What you will do |
• a. Name every person mentioned in the passage about Roadshow Players.
• b. Carry the passage about Roadshow Players forward from its last sentence.

Passage provided START

Roadshow Players was a traveling theatre troupe that performed for children in the 1970s and 1980s in Southern California.

The group was organized as a non-profit organization in the state of California. It was started by actor Joseph Sheppard who directed and produced most of the performances.

The original play performed was called Tails, and consisted of original and adapted fairy tales.  Sheppard wrote the script along with Kevin Center and Patricia Brandow as an entry to the 1977 Los Angeles Valley College one-act play festival.  Actor Center took the Best Supporting Actor award at the festival for his portrayal of the Frog in an adapted version of the classic fairy tale The Frog Prince.

The group was invited to perform the play at the Sunland-Tujunga branch of the Los Angeles Public Library in the summer of 1977.

After Sheppard graduated from the Theatre Academy  at Los Angeles City College, he contacted former members of the 1977 cast and put together a touring company that performed the "Tails" script at Public Libraries and children's charitable organizations throughout the Southern California.

Passage provided END
Data shown START

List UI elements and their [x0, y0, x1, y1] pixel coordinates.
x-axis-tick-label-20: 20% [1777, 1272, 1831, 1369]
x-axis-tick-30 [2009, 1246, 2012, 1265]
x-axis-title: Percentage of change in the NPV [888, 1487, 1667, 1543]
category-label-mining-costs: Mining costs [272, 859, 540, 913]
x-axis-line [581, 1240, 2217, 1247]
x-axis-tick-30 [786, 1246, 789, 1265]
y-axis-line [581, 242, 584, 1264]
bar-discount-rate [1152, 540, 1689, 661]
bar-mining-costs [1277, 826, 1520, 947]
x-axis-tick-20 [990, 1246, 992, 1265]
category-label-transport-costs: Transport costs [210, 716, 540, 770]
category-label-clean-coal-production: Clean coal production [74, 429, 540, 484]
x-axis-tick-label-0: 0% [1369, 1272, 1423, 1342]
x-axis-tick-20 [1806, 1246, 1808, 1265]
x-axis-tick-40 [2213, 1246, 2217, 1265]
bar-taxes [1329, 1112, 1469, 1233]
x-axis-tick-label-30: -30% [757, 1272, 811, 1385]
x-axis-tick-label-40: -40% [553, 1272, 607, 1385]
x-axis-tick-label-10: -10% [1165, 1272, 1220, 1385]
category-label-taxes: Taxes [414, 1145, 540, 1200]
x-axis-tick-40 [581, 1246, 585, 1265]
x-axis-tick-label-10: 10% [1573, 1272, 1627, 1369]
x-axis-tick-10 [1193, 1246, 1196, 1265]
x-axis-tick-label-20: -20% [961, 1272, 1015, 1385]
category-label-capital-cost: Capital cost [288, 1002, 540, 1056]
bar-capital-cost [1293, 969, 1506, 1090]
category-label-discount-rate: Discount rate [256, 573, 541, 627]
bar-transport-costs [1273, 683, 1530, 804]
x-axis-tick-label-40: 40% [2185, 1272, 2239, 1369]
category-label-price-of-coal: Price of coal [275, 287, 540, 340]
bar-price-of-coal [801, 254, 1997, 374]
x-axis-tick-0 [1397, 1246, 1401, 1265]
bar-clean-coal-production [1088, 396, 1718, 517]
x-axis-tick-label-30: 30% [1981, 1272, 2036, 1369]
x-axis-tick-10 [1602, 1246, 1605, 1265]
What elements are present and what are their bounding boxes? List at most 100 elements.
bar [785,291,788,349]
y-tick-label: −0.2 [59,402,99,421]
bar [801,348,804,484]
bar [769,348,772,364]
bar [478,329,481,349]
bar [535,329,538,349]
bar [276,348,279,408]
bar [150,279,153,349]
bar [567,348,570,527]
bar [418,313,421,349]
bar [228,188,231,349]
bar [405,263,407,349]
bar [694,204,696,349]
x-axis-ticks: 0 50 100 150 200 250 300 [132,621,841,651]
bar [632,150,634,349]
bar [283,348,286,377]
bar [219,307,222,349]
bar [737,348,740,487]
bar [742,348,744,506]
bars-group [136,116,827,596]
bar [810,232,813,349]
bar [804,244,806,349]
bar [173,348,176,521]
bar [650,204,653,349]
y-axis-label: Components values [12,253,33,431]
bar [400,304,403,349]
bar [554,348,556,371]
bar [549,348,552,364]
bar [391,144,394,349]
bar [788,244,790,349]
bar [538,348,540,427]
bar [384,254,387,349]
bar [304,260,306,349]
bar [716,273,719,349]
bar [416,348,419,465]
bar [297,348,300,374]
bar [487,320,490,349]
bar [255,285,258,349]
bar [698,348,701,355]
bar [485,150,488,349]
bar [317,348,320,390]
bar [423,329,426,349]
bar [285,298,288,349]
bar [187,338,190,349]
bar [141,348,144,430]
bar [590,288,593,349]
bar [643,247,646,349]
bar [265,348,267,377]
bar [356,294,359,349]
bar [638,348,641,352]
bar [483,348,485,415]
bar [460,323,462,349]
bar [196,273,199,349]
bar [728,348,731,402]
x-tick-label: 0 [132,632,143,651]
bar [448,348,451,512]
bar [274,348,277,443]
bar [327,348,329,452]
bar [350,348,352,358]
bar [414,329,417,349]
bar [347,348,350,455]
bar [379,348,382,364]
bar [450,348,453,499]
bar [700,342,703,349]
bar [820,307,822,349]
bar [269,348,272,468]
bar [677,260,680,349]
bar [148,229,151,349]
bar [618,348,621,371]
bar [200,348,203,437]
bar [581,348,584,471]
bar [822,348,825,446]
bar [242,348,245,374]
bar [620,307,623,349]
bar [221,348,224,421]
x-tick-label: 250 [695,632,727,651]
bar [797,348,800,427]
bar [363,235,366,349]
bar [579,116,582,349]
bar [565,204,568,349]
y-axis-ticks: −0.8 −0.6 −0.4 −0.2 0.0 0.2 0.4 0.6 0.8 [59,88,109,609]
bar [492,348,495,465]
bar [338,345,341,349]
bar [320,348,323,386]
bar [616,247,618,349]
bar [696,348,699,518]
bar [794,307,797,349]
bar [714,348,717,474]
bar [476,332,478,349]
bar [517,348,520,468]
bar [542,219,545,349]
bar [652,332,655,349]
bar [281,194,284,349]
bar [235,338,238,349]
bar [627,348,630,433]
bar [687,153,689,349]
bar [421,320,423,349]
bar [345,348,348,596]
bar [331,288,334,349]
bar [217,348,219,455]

Data shown END

Answers in order |
• a. Joseph Sheppard, Kevin Center, Patricia Brandow

• b.
Demand for the group grew.  Sheppard and Center wrote a series of additional shows named "Tails Too", "Tails of Tails", "Tails of more Tails", "Tails Gold" and Christmas Tails.

By 1982, the group was in such demand that one Christmas show required three complete casts and crews in order to fulfill all of the requests for performances.

One cast and crew were formed and dedicated exclusively to performances at the Los Angeles Zoo.

In December 1982, Sheppard retired from the group to seek other opportunities. Kevin Center took over the organization and produced shows until 1984.

Notable performance locations
 Children's Hospital Los Angeles
 Hathaway Home for Children
 Los Angeles Blind Children's Center
 Los Angeles Children's Museum
 Los Angeles Zoo
 Pasadena Public Library
 Sunair Home for Asthmatic Children

Cast and crew
 Ceptembre Anthony
 Mary Baker
 Sherry Berrens
 Roger Bezanis
 Brian T. Brady
 Pat Brandow
 Barbara Brouse
 Scott Brown
 Kathy Burmeister
 Bob Cates
 Kenny Cates
 Kevin Center
 Christopher Dean Cory
 Mike Demke
 John Eickemeyer
 Beth Enari
 Kira Enari
 Treece Franks
 Sidnie Gallien
 Don Goetter
 Clare Gwinn
 Phyllis Harvey
 Wendy Hughes
 Mark Hunter
 Dane Jones
 Nick Karsai (Kernetics)
 Karen Kuehne
 Will Markland
 Jeff Okabayashi
 Dan Penn
 Teri Rash (Demke)
 Katie Santini
 Sue Sarricione
 Jimmy Sheppard
 Joseph Sheppard
 Tim Simpson
 Mike Slifkin
 Carolyn Stone
 Donna Sweet
 Jane Sweet (Sheppard)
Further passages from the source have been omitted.